▶ TASK INSTRUCTIONS:
Below are entries to return in full. Keep each one exact.

--------------------------------

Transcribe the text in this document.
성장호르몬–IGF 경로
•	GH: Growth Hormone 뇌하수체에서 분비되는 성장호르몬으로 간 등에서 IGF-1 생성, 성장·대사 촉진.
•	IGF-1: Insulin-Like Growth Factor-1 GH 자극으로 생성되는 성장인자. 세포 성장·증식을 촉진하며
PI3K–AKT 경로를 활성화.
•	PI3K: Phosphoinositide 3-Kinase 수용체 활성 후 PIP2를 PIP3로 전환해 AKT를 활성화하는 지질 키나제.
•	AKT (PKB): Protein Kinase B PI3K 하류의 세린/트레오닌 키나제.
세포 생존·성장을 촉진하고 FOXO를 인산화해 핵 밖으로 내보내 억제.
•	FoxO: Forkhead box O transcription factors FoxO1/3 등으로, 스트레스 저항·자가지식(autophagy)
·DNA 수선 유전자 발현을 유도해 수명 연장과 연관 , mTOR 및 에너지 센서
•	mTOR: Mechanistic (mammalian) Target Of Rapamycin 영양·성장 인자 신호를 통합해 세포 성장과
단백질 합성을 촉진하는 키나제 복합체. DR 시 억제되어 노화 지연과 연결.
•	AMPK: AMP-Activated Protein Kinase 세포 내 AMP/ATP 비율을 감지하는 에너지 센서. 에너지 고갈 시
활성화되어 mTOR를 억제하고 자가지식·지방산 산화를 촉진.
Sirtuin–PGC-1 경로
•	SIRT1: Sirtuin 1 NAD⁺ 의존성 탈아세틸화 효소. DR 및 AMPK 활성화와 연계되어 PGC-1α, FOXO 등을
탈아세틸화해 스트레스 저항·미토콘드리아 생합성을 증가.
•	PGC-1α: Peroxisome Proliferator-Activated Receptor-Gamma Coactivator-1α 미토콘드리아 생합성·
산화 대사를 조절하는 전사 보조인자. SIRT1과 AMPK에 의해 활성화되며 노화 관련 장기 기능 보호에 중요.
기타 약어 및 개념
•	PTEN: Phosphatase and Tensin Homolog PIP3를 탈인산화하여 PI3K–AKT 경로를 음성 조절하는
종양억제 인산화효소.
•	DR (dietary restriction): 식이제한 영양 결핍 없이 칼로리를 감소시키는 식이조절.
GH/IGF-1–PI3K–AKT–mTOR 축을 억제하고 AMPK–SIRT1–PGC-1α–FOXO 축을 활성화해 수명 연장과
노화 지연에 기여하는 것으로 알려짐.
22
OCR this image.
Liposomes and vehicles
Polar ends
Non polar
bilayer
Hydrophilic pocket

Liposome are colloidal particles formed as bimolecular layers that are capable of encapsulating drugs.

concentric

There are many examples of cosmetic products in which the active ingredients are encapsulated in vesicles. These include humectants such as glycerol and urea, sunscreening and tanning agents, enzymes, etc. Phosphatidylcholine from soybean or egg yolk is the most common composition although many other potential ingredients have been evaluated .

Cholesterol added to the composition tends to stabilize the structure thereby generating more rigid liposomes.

--------------------------------

▶ YOUR SOLUTION:
Transcribe the text in this document.
성장호르몬–IGF 경로
•	GH: Growth Hormone 뇌하수체에서 분비되는 성장호르몬으로 간 등에서 IGF-1 생성, 성장·대사 촉진.
•	IGF-1: Insulin-Like Growth Factor-1 GH 자극으로 생성되는 성장인자. 세포 성장·증식을 촉진하며
PI3K–AKT 경로를 활성화.
•	PI3K: Phosphoinositide 3-Kinase 수용체 활성 후 PIP2를 PIP3로 전환해 AKT를 활성화하는 지질 키나제.
•	AKT (PKB): Protein Kinase B PI3K 하류의 세린/트레오닌 키나제.
세포 생존·성장을 촉진하고 FOXO를 인산화해 핵 밖으로 내보내 억제.
•	FoxO: Forkhead box O transcription factors FoxO1/3 등으로, 스트레스 저항·자가지식(autophagy)
·DNA 수선 유전자 발현을 유도해 수명 연장과 연관 , mTOR 및 에너지 센서
•	mTOR: Mechanistic (mammalian) Target Of Rapamycin 영양·성장 인자 신호를 통합해 세포 성장과
단백질 합성을 촉진하는 키나제 복합체. DR 시 억제되어 노화 지연과 연결.
•	AMPK: AMP-Activated Protein Kinase 세포 내 AMP/ATP 비율을 감지하는 에너지 센서. 에너지 고갈 시
활성화되어 mTOR를 억제하고 자가지식·지방산 산화를 촉진.
Sirtuin–PGC-1 경로
•	SIRT1: Sirtuin 1 NAD⁺ 의존성 탈아세틸화 효소. DR 및 AMPK 활성화와 연계되어 PGC-1α, FOXO 등을
탈아세틸화해 스트레스 저항·미토콘드리아 생합성을 증가.
•	PGC-1α: Peroxisome Proliferator-Activated Receptor-Gamma Coactivator-1α 미토콘드리아 생합성·
산화 대사를 조절하는 전사 보조인자. SIRT1과 AMPK에 의해 활성화되며 노화 관련 장기 기능 보호에 중요.
기타 약어 및 개념
•	PTEN: Phosphatase and Tensin Homolog PIP3를 탈인산화하여 PI3K–AKT 경로를 음성 조절하는
종양억제 인산화효소.
•	DR (dietary restriction): 식이제한 영양 결핍 없이 칼로리를 감소시키는 식이조절.
GH/IGF-1–PI3K–AKT–mTOR 축을 억제하고 AMPK–SIRT1–PGC-1α–FOXO 축을 활성화해 수명 연장과
노화 지연에 기여하는 것으로 알려짐.
22
OCR this image.
Liposomes and vehicles
Polar ends
Non polar
bilayer
Hydrophilic pocket

Liposome are colloidal particles formed as bimolecular layers that are capable of encapsulating drugs.

concentric

There are many examples of cosmetic products in which the active ingredients are encapsulated in vesicles. These include humectants such as glycerol and urea, sunscreening and tanning agents, enzymes, etc. Phosphatidylcholine from soybean or egg yolk is the most common composition although many other potential ingredients have been evaluated .

Cholesterol added to the composition tends to stabilize the structure thereby generating more rigid liposomes.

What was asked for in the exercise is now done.